◆ JOB: Find the lines that hold "What". Report only how many there are.

◆ STORED RECORDS:

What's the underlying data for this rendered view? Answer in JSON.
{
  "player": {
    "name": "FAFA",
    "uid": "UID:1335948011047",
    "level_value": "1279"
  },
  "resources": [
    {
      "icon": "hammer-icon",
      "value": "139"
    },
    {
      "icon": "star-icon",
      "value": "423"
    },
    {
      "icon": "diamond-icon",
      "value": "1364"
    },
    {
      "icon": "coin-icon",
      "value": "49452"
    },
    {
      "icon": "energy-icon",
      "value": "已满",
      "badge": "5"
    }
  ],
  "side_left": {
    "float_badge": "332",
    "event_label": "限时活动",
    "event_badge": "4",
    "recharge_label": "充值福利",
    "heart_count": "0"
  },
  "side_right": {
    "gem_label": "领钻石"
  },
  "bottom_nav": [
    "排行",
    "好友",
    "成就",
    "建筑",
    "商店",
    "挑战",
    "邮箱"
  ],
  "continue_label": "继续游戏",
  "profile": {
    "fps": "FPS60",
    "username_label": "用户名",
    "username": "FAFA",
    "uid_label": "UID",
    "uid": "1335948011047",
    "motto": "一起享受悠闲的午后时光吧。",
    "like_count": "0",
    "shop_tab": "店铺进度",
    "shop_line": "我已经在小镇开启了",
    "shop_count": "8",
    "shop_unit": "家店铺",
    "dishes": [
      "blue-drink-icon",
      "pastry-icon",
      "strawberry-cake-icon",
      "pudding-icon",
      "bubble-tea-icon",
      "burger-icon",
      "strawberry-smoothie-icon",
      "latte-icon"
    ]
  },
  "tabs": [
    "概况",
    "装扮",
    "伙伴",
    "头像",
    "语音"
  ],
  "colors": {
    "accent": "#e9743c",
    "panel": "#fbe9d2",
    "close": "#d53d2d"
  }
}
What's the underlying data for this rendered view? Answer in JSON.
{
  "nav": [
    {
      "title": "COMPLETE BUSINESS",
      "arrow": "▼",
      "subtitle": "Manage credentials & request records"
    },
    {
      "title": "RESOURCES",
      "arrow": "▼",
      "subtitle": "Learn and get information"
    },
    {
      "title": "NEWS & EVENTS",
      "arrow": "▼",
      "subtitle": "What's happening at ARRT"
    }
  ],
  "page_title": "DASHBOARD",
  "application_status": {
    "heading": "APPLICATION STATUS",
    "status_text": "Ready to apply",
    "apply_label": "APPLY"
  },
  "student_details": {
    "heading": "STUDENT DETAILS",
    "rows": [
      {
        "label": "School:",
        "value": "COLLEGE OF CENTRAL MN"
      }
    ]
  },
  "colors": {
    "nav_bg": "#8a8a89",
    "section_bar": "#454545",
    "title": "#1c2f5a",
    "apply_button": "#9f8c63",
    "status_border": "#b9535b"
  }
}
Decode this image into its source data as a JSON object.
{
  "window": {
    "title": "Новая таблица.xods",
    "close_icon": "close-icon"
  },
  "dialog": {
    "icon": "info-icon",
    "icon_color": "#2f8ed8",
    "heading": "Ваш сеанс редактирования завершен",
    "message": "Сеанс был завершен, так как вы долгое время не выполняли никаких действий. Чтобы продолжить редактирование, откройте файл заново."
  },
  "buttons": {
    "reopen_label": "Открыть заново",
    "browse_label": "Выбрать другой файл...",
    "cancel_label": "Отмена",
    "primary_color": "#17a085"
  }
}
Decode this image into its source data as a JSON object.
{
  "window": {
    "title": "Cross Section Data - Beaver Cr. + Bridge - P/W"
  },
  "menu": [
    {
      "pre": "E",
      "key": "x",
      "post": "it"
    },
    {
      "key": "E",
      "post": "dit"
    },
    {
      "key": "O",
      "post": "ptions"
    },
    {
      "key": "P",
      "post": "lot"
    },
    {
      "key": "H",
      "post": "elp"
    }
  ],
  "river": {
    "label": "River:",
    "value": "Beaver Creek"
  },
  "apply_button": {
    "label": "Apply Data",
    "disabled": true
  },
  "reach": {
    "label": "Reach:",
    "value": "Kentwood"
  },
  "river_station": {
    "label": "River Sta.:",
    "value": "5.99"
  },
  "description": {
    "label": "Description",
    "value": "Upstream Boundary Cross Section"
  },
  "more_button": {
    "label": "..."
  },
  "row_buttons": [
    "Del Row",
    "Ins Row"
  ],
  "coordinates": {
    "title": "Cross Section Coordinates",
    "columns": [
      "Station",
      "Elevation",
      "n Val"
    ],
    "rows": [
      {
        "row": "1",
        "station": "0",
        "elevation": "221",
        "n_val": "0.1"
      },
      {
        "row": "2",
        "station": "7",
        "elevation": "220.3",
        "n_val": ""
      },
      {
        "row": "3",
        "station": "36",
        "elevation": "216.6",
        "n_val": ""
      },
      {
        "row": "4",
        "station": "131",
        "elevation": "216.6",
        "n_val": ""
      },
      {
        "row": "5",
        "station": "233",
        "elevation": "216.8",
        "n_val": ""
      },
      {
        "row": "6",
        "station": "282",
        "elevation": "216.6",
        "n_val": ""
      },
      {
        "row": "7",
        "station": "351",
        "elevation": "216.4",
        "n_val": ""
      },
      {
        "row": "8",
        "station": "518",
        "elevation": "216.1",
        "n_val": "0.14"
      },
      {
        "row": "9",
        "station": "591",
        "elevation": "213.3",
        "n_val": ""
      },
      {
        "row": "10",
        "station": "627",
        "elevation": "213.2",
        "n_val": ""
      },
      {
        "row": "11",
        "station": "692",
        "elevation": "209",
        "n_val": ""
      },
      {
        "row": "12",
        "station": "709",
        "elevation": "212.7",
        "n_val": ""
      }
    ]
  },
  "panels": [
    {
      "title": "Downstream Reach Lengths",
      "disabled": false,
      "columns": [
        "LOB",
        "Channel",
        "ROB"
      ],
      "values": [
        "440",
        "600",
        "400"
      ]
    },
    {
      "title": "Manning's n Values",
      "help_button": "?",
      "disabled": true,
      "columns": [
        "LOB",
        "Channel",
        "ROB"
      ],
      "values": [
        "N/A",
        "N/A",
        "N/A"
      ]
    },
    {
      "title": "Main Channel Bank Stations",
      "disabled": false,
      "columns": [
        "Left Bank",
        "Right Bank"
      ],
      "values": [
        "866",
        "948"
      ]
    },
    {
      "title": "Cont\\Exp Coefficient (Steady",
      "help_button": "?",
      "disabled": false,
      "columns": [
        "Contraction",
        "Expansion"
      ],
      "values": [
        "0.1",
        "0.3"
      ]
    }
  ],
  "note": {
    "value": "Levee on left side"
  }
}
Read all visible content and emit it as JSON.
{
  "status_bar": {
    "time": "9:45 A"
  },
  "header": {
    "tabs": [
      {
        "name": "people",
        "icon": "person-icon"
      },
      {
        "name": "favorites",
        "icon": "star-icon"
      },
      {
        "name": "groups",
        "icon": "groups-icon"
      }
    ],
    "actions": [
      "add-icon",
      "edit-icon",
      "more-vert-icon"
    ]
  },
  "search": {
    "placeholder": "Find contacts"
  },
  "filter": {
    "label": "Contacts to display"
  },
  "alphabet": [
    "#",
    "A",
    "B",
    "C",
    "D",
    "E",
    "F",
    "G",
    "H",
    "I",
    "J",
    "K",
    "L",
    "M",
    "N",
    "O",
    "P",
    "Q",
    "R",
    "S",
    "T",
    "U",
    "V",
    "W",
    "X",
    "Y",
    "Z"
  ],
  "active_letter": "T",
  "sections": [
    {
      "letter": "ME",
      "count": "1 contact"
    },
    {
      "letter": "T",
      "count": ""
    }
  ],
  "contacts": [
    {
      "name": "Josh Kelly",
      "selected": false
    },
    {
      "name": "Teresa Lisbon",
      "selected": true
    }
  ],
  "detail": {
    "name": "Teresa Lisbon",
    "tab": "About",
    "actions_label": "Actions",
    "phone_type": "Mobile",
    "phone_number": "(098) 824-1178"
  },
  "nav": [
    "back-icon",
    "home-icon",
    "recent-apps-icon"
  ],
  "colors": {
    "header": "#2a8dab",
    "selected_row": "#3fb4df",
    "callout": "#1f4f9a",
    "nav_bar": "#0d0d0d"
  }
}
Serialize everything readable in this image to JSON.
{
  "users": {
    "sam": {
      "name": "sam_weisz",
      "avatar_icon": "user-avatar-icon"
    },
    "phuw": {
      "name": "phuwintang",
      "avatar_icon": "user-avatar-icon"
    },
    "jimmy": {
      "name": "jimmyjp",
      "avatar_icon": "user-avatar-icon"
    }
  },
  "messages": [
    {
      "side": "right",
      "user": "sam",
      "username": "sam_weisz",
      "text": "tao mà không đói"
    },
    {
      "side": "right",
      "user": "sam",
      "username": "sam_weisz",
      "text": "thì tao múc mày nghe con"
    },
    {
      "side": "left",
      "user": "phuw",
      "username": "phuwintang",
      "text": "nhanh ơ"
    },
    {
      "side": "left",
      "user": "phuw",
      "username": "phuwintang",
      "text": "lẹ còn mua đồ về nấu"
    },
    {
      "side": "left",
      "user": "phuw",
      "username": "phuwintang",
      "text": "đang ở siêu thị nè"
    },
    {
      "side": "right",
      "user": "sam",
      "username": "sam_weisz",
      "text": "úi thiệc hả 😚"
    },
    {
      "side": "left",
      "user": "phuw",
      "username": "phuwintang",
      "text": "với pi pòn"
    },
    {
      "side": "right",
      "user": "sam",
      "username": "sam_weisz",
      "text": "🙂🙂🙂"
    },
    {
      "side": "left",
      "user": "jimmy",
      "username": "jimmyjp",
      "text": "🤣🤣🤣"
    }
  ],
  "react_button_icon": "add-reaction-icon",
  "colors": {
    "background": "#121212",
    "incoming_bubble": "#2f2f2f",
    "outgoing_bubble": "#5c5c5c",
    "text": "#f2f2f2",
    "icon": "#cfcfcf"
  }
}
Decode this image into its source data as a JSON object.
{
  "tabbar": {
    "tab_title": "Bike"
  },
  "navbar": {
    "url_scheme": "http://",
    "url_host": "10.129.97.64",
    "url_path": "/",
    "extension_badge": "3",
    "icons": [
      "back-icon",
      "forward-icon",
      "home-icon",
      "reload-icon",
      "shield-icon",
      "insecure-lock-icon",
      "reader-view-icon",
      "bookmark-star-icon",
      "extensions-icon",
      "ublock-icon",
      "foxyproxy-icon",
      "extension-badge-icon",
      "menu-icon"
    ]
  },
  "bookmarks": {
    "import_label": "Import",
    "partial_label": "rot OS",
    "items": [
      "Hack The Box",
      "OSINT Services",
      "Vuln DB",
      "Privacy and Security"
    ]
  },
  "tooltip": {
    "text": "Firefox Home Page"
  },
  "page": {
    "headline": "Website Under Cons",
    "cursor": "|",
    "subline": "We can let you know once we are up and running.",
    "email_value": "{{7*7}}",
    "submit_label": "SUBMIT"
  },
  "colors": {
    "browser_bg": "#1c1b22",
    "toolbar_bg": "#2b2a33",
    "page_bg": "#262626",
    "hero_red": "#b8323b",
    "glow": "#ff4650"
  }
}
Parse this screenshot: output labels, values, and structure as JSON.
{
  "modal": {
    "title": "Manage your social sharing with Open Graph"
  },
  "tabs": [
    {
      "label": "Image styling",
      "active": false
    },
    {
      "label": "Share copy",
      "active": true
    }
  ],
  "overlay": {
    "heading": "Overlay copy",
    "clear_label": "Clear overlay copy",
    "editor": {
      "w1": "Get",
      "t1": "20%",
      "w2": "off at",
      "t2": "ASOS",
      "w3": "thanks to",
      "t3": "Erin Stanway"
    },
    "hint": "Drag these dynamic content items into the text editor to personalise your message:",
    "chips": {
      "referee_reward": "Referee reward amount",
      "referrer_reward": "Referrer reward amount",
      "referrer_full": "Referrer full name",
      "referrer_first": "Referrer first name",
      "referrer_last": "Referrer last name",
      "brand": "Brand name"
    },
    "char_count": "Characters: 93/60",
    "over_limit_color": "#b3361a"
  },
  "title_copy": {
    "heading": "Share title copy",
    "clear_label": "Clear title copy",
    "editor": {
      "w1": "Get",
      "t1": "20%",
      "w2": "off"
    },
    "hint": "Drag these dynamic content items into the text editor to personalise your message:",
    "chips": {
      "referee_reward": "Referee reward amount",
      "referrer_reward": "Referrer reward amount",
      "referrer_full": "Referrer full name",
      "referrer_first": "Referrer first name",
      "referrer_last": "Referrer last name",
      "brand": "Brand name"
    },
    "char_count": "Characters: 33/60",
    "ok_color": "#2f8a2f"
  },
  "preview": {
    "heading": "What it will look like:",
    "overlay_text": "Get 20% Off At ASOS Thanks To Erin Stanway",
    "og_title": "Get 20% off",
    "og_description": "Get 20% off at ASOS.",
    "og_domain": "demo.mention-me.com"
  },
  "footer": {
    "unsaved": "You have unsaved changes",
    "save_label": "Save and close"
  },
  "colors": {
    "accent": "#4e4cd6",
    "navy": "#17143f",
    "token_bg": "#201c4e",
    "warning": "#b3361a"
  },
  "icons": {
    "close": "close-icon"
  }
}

◆ TASK OUTPUT: 4